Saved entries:

- - - - -

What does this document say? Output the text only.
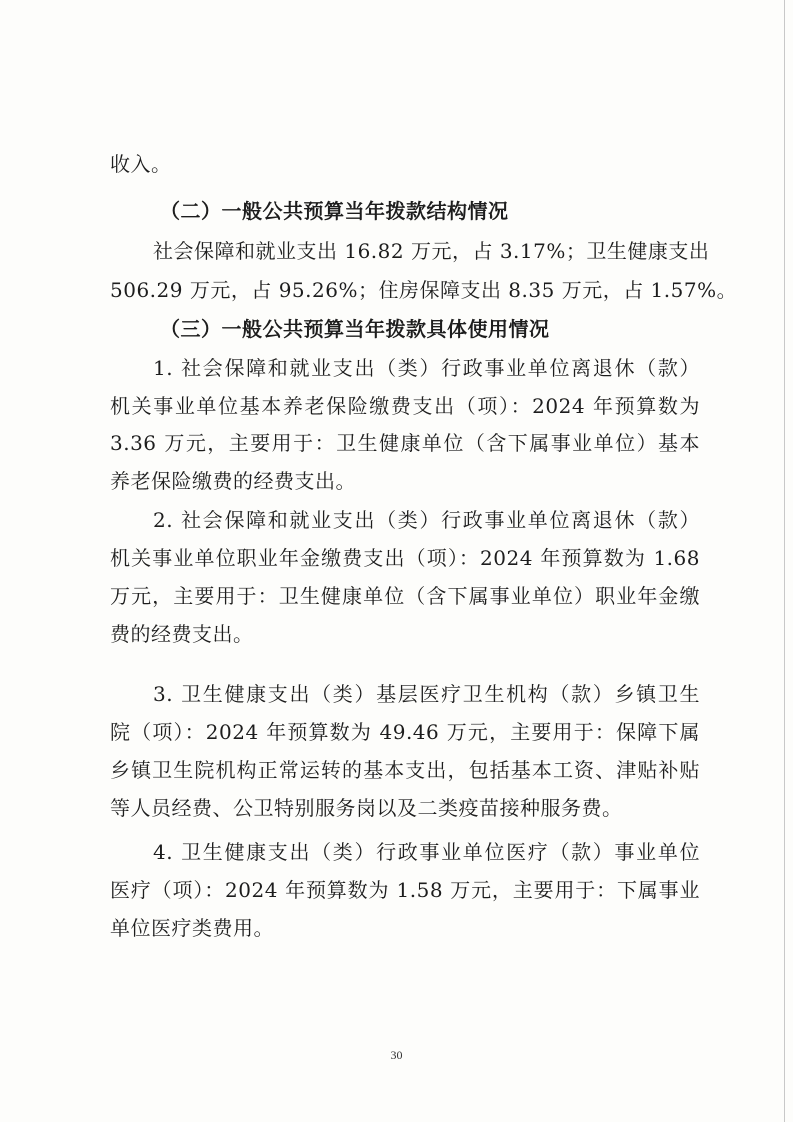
收入。
（二）一般公共预算当年拨款结构情况
社会保障和就业支出 16.82 万元，占 3.17%；卫生健康支出
506.29 万元，占 95.26%；住房保障支出 8.35 万元，占 1.57%。
（三）一般公共预算当年拨款具体使用情况
1. 社会保障和就业支出（类）行政事业单位离退休（款）
机关事业单位基本养老保险缴费支出（项）：2024 年预算数为
3.36 万元，主要用于：卫生健康单位（含下属事业单位）基本
养老保险缴费的经费支出。
2. 社会保障和就业支出（类）行政事业单位离退休（款）
机关事业单位职业年金缴费支出（项）：2024 年预算数为 1.68
万元，主要用于：卫生健康单位（含下属事业单位）职业年金缴
费的经费支出。
3. 卫生健康支出（类）基层医疗卫生机构（款）乡镇卫生
院（项）：2024 年预算数为 49.46 万元，主要用于：保障下属
乡镇卫生院机构正常运转的基本支出，包括基本工资、津贴补贴
等人员经费、公卫特别服务岗以及二类疫苗接种服务费。
4. 卫生健康支出（类）行政事业单位医疗（款）事业单位
医疗（项）：2024 年预算数为 1.58 万元，主要用于：下属事业
单位医疗类费用。
30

- - - - -

Short problem: Retype each record exactly as it stands, but do not include the pictures.

Task answer:
What does this document say? Output the text only.
收入。
（二）一般公共预算当年拨款结构情况
社会保障和就业支出 16.82 万元，占 3.17%；卫生健康支出
506.29 万元，占 95.26%；住房保障支出 8.35 万元，占 1.57%。
（三）一般公共预算当年拨款具体使用情况
1. 社会保障和就业支出（类）行政事业单位离退休（款）
机关事业单位基本养老保险缴费支出（项）：2024 年预算数为
3.36 万元，主要用于：卫生健康单位（含下属事业单位）基本
养老保险缴费的经费支出。
2. 社会保障和就业支出（类）行政事业单位离退休（款）
机关事业单位职业年金缴费支出（项）：2024 年预算数为 1.68
万元，主要用于：卫生健康单位（含下属事业单位）职业年金缴
费的经费支出。
3. 卫生健康支出（类）基层医疗卫生机构（款）乡镇卫生
院（项）：2024 年预算数为 49.46 万元，主要用于：保障下属
乡镇卫生院机构正常运转的基本支出，包括基本工资、津贴补贴
等人员经费、公卫特别服务岗以及二类疫苗接种服务费。
4. 卫生健康支出（类）行政事业单位医疗（款）事业单位
医疗（项）：2024 年预算数为 1.58 万元，主要用于：下属事业
单位医疗类费用。
30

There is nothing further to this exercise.